● Task objective
Reproduce the material below line for line, with no changes.

Stored data items:

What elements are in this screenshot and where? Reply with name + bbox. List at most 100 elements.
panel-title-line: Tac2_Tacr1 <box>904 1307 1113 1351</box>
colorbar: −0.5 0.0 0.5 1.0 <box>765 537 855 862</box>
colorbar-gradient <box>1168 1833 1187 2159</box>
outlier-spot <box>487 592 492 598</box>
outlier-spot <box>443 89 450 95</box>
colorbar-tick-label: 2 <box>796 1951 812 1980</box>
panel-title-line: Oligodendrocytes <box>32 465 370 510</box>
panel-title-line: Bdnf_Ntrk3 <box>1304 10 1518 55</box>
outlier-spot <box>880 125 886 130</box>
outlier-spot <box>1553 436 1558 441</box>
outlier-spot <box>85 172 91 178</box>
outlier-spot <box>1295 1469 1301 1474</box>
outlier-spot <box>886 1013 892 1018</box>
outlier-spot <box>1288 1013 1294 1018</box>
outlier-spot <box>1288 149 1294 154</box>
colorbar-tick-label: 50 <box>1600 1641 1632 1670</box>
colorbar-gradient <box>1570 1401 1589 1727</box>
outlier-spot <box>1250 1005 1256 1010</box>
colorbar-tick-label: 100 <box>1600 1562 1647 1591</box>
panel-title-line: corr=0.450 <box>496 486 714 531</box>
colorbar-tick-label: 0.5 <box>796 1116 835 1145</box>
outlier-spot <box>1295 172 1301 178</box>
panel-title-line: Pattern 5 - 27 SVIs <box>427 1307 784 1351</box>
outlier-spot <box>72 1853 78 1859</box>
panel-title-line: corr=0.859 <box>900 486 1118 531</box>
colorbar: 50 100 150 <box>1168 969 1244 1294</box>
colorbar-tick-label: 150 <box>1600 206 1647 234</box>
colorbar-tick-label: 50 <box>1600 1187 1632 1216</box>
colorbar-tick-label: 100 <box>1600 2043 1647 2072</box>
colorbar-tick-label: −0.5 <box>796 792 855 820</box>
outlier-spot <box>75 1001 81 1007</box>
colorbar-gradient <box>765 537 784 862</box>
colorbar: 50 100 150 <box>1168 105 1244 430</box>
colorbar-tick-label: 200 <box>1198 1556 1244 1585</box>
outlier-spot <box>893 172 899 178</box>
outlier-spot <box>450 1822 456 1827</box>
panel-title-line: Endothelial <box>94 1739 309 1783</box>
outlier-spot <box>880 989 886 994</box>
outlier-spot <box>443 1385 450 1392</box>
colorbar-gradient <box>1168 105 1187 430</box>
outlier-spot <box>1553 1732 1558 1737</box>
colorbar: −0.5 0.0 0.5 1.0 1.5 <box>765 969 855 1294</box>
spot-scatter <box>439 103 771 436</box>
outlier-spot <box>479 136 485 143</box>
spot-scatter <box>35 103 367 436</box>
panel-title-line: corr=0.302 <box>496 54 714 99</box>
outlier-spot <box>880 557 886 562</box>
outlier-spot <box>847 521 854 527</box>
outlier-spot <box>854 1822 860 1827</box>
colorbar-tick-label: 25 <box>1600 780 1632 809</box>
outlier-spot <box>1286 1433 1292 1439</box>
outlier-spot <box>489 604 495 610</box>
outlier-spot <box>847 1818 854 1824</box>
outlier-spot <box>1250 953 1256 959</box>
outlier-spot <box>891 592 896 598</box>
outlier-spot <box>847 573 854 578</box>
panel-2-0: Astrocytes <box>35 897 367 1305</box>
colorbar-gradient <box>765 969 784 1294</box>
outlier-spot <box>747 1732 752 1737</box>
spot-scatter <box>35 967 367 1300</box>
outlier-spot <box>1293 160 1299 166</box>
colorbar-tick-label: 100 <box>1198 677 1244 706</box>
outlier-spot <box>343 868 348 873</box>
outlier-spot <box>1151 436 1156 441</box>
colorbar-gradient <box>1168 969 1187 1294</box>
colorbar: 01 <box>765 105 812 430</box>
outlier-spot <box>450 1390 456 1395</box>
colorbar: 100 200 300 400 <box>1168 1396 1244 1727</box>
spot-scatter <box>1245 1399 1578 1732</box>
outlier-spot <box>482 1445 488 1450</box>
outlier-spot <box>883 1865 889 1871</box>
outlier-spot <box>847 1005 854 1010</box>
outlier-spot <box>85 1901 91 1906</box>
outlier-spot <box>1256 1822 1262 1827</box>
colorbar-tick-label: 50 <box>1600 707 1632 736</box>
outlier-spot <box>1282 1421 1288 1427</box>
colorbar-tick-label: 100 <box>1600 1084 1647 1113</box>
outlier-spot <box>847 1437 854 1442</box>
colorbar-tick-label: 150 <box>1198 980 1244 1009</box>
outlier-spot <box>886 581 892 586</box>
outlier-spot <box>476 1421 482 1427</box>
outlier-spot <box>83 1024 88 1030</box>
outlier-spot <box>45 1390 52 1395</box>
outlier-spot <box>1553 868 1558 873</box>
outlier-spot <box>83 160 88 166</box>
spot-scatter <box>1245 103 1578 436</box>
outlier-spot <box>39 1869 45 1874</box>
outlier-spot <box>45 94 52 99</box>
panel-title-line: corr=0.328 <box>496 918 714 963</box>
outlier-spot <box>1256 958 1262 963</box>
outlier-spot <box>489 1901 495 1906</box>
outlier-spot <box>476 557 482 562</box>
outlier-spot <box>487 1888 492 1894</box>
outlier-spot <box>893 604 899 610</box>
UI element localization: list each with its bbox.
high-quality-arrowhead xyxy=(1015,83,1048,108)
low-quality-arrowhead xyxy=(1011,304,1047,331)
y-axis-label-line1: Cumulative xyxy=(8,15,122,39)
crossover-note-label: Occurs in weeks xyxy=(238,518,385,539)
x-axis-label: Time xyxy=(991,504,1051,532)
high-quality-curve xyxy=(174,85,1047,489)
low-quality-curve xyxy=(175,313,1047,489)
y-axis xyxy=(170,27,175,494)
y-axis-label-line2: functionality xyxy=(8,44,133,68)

● Task solution
What elements are in this screenshot and where? Reply with name + bbox. List at most 100 elements.
panel-title-line: Tac2_Tacr1 <box>904 1307 1113 1351</box>
colorbar: −0.5 0.0 0.5 1.0 <box>765 537 855 862</box>
colorbar-gradient <box>1168 1833 1187 2159</box>
outlier-spot <box>487 592 492 598</box>
outlier-spot <box>443 89 450 95</box>
colorbar-tick-label: 2 <box>796 1951 812 1980</box>
panel-title-line: Oligodendrocytes <box>32 465 370 510</box>
panel-title-line: Bdnf_Ntrk3 <box>1304 10 1518 55</box>
outlier-spot <box>880 125 886 130</box>
outlier-spot <box>1553 436 1558 441</box>
outlier-spot <box>85 172 91 178</box>
outlier-spot <box>1295 1469 1301 1474</box>
outlier-spot <box>886 1013 892 1018</box>
outlier-spot <box>1288 1013 1294 1018</box>
outlier-spot <box>1288 149 1294 154</box>
colorbar-tick-label: 50 <box>1600 1641 1632 1670</box>
colorbar-gradient <box>1570 1401 1589 1727</box>
outlier-spot <box>1250 1005 1256 1010</box>
colorbar-tick-label: 100 <box>1600 1562 1647 1591</box>
panel-title-line: corr=0.450 <box>496 486 714 531</box>
colorbar-tick-label: 0.5 <box>796 1116 835 1145</box>
outlier-spot <box>1295 172 1301 178</box>
panel-title-line: Pattern 5 - 27 SVIs <box>427 1307 784 1351</box>
outlier-spot <box>72 1853 78 1859</box>
panel-title-line: corr=0.859 <box>900 486 1118 531</box>
colorbar: 50 100 150 <box>1168 969 1244 1294</box>
colorbar-tick-label: 150 <box>1600 206 1647 234</box>
colorbar-tick-label: 50 <box>1600 1187 1632 1216</box>
colorbar-tick-label: 100 <box>1600 2043 1647 2072</box>
colorbar-tick-label: −0.5 <box>796 792 855 820</box>
outlier-spot <box>75 1001 81 1007</box>
colorbar-gradient <box>765 537 784 862</box>
colorbar: 50 100 150 <box>1168 105 1244 430</box>
colorbar-tick-label: 200 <box>1198 1556 1244 1585</box>
outlier-spot <box>893 172 899 178</box>
outlier-spot <box>450 1822 456 1827</box>
panel-title-line: Endothelial <box>94 1739 309 1783</box>
outlier-spot <box>880 989 886 994</box>
outlier-spot <box>443 1385 450 1392</box>
colorbar-gradient <box>1168 105 1187 430</box>
outlier-spot <box>1553 1732 1558 1737</box>
colorbar: −0.5 0.0 0.5 1.0 1.5 <box>765 969 855 1294</box>
spot-scatter <box>439 103 771 436</box>
outlier-spot <box>479 136 485 143</box>
spot-scatter <box>35 103 367 436</box>
panel-title-line: corr=0.302 <box>496 54 714 99</box>
outlier-spot <box>880 557 886 562</box>
outlier-spot <box>847 521 854 527</box>
outlier-spot <box>854 1822 860 1827</box>
colorbar-tick-label: 25 <box>1600 780 1632 809</box>
outlier-spot <box>1286 1433 1292 1439</box>
outlier-spot <box>489 604 495 610</box>
outlier-spot <box>847 1818 854 1824</box>
outlier-spot <box>1250 953 1256 959</box>
outlier-spot <box>891 592 896 598</box>
outlier-spot <box>847 573 854 578</box>
panel-2-0: Astrocytes <box>35 897 367 1305</box>
colorbar-gradient <box>765 969 784 1294</box>
outlier-spot <box>747 1732 752 1737</box>
spot-scatter <box>35 967 367 1300</box>
outlier-spot <box>1293 160 1299 166</box>
colorbar-tick-label: 100 <box>1198 677 1244 706</box>
outlier-spot <box>343 868 348 873</box>
outlier-spot <box>1151 436 1156 441</box>
colorbar-gradient <box>1168 969 1187 1294</box>
colorbar: 01 <box>765 105 812 430</box>
outlier-spot <box>450 1390 456 1395</box>
colorbar: 100 200 300 400 <box>1168 1396 1244 1727</box>
spot-scatter <box>1245 1399 1578 1732</box>
outlier-spot <box>482 1445 488 1450</box>
outlier-spot <box>883 1865 889 1871</box>
outlier-spot <box>847 1005 854 1010</box>
outlier-spot <box>85 1901 91 1906</box>
outlier-spot <box>1256 1822 1262 1827</box>
colorbar-tick-label: 50 <box>1600 707 1632 736</box>
outlier-spot <box>1282 1421 1288 1427</box>
colorbar-tick-label: 100 <box>1600 1084 1647 1113</box>
outlier-spot <box>847 1437 854 1442</box>
colorbar-tick-label: 150 <box>1198 980 1244 1009</box>
outlier-spot <box>886 581 892 586</box>
outlier-spot <box>476 1421 482 1427</box>
outlier-spot <box>83 1024 88 1030</box>
outlier-spot <box>45 1390 52 1395</box>
outlier-spot <box>1553 868 1558 873</box>
outlier-spot <box>83 160 88 166</box>
spot-scatter <box>1245 103 1578 436</box>
outlier-spot <box>39 1869 45 1874</box>
outlier-spot <box>45 94 52 99</box>
panel-title-line: corr=0.328 <box>496 918 714 963</box>
outlier-spot <box>1256 958 1262 963</box>
outlier-spot <box>489 1901 495 1906</box>
outlier-spot <box>476 557 482 562</box>
outlier-spot <box>487 1888 492 1894</box>
outlier-spot <box>893 604 899 610</box>
UI element localization: list each with its bbox.
high-quality-arrowhead xyxy=(1015,83,1048,108)
low-quality-arrowhead xyxy=(1011,304,1047,331)
y-axis-label-line1: Cumulative xyxy=(8,15,122,39)
crossover-note-label: Occurs in weeks xyxy=(238,518,385,539)
x-axis-label: Time xyxy=(991,504,1051,532)
high-quality-curve xyxy=(174,85,1047,489)
low-quality-curve xyxy=(175,313,1047,489)
y-axis xyxy=(170,27,175,494)
y-axis-label-line2: functionality xyxy=(8,44,133,68)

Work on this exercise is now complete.